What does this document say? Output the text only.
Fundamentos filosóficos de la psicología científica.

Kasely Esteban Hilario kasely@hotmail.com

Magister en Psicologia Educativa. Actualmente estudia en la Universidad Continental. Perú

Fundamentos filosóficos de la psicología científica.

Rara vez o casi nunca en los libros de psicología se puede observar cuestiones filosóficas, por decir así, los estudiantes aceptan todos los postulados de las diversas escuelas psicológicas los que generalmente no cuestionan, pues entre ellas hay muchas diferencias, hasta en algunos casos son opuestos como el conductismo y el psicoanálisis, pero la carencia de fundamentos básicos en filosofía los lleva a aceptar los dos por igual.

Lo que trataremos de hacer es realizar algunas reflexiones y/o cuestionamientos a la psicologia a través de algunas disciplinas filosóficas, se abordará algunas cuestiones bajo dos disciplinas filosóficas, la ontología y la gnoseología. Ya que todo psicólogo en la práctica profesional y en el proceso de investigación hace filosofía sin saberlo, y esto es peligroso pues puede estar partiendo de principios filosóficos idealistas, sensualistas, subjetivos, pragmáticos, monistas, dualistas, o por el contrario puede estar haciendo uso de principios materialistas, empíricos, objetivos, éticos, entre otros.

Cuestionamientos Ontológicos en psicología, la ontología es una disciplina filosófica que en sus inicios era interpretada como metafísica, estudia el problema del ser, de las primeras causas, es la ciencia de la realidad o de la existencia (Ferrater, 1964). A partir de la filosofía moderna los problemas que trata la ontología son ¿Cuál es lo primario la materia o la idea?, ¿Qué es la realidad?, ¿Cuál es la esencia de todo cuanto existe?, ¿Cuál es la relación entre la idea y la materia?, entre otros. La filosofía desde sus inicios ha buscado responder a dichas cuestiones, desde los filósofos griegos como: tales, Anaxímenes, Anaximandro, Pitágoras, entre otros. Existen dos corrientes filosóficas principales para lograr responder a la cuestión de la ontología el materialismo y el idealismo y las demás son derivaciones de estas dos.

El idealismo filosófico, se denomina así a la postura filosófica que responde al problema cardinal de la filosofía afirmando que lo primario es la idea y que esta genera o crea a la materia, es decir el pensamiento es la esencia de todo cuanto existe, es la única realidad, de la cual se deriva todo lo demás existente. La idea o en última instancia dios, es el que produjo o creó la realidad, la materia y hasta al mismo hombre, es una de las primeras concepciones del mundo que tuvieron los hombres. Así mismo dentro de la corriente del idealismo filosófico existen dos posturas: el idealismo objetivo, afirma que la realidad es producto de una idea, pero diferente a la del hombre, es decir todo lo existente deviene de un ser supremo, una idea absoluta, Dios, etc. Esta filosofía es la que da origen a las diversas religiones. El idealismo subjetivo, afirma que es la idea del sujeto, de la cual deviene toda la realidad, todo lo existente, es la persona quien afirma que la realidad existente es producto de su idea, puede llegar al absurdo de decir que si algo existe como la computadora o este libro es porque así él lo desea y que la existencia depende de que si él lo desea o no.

---

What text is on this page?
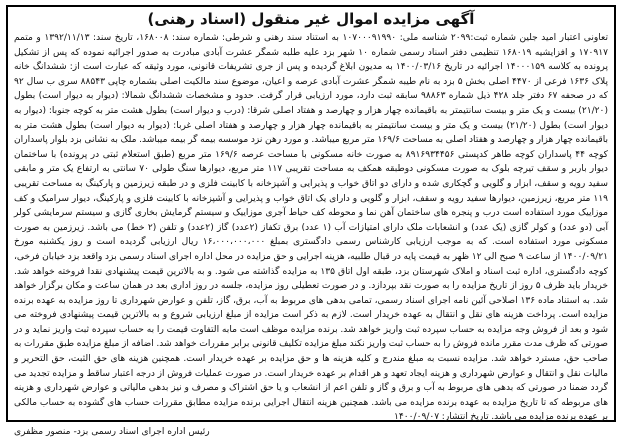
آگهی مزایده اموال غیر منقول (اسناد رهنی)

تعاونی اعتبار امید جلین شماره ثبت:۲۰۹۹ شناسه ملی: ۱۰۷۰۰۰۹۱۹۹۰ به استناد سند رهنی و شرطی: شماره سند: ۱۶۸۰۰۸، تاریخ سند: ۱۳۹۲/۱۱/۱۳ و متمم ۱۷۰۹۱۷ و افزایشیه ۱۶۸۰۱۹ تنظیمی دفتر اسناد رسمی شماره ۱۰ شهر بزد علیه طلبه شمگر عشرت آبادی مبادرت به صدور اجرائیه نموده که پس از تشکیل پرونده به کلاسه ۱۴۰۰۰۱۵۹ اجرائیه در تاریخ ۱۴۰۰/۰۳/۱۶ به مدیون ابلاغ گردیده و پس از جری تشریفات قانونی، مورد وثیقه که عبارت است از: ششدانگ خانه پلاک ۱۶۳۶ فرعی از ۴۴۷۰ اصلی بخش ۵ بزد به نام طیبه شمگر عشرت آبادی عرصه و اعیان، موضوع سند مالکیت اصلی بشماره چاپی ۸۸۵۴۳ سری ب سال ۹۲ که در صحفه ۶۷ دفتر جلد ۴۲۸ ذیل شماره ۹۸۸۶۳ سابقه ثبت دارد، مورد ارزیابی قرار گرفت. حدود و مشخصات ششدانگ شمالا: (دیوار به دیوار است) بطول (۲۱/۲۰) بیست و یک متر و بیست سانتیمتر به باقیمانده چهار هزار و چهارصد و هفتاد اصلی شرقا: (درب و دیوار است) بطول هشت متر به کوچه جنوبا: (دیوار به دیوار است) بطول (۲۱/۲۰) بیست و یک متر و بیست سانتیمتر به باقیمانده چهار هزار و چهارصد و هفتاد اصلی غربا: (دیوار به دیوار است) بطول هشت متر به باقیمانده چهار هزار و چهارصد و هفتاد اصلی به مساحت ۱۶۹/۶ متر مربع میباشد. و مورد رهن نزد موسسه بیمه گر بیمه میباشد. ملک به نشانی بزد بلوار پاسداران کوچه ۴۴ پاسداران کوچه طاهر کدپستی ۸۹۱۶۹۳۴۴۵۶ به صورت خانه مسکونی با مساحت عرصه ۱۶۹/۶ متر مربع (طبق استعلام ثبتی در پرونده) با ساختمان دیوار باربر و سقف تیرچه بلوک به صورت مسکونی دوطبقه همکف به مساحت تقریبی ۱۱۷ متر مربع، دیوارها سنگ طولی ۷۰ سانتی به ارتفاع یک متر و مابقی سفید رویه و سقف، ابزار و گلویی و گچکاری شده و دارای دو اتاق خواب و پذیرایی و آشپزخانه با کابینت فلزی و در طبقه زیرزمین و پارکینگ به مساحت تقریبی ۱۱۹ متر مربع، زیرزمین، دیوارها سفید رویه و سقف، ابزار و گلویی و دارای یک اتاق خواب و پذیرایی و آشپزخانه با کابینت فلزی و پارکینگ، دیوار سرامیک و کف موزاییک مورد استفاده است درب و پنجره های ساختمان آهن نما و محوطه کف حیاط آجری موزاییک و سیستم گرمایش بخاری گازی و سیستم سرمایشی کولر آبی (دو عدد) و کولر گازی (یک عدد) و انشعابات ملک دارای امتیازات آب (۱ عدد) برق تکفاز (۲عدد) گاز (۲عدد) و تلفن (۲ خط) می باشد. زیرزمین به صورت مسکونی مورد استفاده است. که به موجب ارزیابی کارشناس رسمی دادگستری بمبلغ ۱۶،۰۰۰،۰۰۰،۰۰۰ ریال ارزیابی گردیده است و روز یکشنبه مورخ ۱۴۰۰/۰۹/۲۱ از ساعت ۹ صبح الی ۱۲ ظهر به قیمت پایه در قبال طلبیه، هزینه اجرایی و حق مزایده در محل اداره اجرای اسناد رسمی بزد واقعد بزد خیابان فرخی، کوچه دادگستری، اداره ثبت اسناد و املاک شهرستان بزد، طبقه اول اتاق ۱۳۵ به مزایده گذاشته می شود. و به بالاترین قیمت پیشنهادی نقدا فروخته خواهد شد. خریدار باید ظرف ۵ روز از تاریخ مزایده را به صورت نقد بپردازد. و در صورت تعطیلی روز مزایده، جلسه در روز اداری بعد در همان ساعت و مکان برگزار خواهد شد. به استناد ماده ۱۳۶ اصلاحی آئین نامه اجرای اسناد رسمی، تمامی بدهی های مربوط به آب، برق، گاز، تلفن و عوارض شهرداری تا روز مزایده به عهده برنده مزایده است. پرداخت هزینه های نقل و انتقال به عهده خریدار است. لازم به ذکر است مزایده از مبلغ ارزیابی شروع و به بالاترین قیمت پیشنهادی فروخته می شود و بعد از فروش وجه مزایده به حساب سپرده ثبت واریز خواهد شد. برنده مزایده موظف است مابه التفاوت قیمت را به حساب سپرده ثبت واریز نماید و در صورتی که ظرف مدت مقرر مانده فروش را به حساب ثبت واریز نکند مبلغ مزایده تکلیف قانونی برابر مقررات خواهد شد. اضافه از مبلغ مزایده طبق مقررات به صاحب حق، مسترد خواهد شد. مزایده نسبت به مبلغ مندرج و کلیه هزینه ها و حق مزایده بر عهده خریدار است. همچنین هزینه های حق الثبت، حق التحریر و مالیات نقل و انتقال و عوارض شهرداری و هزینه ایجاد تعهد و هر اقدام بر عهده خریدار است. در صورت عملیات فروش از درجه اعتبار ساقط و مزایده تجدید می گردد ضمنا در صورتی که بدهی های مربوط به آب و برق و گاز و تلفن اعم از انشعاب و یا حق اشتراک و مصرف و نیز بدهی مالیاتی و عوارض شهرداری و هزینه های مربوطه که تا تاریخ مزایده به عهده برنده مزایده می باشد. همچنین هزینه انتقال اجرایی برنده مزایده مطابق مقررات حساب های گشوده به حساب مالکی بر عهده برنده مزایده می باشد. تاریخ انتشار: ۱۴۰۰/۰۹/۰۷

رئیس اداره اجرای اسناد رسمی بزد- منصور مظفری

--

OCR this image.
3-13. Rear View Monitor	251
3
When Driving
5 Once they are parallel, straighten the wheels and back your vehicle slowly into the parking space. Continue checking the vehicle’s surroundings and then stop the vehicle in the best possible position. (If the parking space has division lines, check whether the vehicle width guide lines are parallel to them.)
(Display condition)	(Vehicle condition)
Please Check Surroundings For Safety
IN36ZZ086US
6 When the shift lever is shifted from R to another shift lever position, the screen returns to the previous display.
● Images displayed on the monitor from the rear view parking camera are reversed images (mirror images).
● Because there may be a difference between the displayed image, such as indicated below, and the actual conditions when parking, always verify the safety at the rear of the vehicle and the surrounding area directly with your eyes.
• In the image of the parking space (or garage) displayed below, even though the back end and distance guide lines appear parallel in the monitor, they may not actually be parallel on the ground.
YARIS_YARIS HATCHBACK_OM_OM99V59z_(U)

■ **Instructions for the task**
Select every line where the word "lines" occurs.

■ **Response below**
5 Once they are parallel, straighten the wheels and back your vehicle slowly into the parking space. Continue checking the vehicle’s surroundings and then stop the vehicle in the best possible position. (If the parking space has division lines, check whether the vehicle width guide lines are parallel to them.)
• In the image of the parking space (or garage) displayed below, even though the back end and distance guide lines appear parallel in the monitor, they may not actually be parallel on the ground.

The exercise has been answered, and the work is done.